**Problem description**
Find each line with the string "this" and report it.

═════ Material for the task

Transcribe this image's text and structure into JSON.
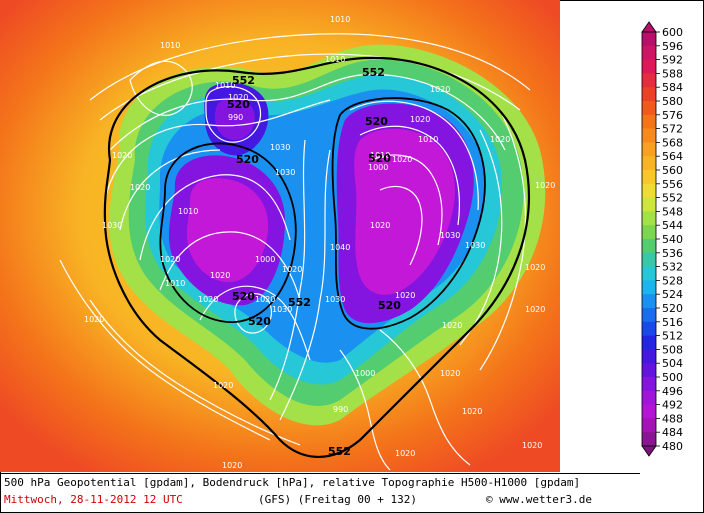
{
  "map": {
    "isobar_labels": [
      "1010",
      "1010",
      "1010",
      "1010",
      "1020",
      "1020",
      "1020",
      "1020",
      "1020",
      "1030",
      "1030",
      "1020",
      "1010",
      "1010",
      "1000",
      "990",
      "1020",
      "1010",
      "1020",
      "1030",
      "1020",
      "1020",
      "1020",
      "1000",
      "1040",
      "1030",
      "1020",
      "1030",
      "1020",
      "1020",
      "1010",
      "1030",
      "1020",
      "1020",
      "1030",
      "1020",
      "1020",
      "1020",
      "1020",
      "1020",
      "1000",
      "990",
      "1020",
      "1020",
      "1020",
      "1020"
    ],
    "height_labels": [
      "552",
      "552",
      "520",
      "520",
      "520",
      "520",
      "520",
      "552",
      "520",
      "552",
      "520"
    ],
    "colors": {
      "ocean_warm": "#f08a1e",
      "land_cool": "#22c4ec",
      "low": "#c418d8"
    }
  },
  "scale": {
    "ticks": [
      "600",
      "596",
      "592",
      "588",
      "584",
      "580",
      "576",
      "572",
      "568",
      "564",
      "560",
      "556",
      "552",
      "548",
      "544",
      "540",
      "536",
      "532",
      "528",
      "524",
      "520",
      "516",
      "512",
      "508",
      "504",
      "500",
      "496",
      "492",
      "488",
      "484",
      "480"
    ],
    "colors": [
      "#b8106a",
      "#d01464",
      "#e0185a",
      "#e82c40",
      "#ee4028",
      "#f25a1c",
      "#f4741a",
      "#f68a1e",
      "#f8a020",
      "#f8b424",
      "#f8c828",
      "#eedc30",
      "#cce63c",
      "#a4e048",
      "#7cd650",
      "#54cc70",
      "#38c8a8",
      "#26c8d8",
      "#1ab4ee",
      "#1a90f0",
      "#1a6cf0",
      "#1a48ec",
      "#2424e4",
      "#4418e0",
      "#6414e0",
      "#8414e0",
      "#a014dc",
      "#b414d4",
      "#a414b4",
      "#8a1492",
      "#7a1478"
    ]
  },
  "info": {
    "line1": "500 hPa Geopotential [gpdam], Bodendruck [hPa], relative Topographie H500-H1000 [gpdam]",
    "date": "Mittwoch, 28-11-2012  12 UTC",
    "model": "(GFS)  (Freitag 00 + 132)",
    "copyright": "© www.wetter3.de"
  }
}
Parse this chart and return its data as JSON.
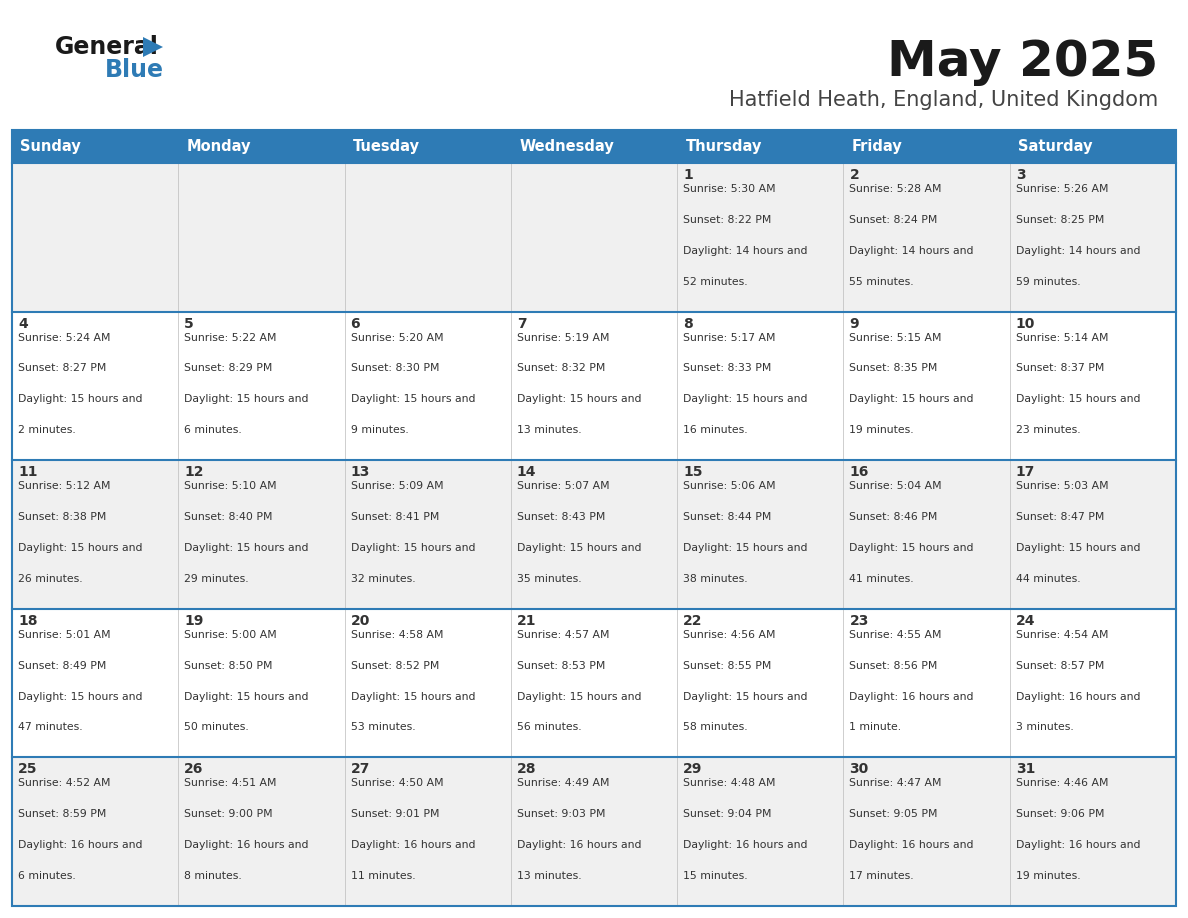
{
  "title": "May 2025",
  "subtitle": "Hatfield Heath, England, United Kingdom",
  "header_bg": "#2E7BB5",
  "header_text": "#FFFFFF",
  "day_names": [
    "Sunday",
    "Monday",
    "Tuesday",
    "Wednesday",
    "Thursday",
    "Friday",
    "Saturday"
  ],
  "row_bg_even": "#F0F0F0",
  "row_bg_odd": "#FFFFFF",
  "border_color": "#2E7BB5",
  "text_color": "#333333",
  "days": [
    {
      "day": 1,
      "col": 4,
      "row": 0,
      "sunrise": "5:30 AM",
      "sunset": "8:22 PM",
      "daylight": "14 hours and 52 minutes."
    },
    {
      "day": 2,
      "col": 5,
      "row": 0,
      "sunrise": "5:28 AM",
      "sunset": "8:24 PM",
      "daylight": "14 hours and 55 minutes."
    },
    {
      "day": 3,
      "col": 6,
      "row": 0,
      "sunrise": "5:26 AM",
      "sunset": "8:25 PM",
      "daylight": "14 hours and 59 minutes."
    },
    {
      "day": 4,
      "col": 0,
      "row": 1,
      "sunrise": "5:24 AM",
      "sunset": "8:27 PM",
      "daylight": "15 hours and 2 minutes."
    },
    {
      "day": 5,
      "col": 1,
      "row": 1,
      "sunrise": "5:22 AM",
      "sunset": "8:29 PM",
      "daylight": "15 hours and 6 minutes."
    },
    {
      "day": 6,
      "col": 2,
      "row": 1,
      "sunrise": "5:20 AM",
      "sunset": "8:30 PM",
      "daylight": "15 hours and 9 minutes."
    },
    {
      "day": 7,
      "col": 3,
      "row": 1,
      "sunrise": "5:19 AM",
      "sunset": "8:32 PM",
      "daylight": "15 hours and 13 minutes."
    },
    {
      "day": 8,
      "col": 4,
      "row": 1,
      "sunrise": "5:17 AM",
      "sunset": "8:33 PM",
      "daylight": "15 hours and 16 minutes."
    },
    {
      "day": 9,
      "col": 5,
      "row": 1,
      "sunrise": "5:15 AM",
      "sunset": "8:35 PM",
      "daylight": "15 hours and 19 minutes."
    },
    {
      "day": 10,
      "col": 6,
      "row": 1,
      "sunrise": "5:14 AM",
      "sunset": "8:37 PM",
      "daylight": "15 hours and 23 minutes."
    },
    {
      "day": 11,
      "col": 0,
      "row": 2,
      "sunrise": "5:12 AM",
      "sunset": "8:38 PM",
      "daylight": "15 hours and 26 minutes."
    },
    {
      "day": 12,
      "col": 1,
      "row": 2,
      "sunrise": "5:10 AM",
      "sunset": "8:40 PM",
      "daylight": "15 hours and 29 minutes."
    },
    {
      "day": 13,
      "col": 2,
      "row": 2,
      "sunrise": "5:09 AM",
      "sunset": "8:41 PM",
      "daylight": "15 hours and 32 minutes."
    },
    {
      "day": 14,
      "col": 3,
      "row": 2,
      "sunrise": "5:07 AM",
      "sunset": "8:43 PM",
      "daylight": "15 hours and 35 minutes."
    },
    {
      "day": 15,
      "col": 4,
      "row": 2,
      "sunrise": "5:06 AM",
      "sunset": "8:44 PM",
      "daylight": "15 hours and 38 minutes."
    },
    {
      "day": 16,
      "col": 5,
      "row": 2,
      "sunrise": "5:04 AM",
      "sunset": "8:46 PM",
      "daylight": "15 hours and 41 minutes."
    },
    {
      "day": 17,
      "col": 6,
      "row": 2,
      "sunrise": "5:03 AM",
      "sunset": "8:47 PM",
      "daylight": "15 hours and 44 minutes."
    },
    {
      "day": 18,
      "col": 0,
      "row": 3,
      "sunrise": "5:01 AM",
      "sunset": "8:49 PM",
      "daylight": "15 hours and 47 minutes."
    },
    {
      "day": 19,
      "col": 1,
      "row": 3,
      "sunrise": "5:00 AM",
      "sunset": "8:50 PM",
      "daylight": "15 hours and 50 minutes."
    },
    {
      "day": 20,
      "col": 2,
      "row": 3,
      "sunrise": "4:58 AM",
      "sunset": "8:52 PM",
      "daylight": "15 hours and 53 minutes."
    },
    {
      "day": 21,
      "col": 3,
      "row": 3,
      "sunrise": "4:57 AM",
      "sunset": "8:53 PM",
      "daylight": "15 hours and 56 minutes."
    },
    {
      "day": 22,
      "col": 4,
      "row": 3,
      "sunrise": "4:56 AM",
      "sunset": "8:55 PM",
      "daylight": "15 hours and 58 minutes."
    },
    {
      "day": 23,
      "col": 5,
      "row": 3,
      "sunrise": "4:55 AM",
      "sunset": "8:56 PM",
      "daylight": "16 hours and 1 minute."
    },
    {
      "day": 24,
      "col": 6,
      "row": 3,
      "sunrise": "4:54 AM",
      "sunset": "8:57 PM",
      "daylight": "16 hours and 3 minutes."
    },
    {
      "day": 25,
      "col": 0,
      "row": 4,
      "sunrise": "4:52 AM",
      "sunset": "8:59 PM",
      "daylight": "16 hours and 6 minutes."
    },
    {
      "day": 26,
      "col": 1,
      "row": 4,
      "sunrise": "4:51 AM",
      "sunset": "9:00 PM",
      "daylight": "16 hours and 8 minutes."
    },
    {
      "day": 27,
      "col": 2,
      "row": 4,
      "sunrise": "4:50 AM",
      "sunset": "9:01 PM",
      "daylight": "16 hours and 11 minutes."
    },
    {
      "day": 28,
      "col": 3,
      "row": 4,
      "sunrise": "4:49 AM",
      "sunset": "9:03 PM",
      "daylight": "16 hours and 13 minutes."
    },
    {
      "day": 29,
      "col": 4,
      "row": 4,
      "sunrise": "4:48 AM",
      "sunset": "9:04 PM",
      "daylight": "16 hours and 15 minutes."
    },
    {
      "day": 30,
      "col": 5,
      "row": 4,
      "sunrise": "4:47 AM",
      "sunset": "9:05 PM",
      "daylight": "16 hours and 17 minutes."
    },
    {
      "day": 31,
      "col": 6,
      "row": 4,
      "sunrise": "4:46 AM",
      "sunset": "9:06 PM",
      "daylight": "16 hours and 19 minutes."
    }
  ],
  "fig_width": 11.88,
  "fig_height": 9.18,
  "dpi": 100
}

══════════

**Exercise solution**
Transcribe this image's text and structure into JSON.
Parse this chart and return its data as JSON.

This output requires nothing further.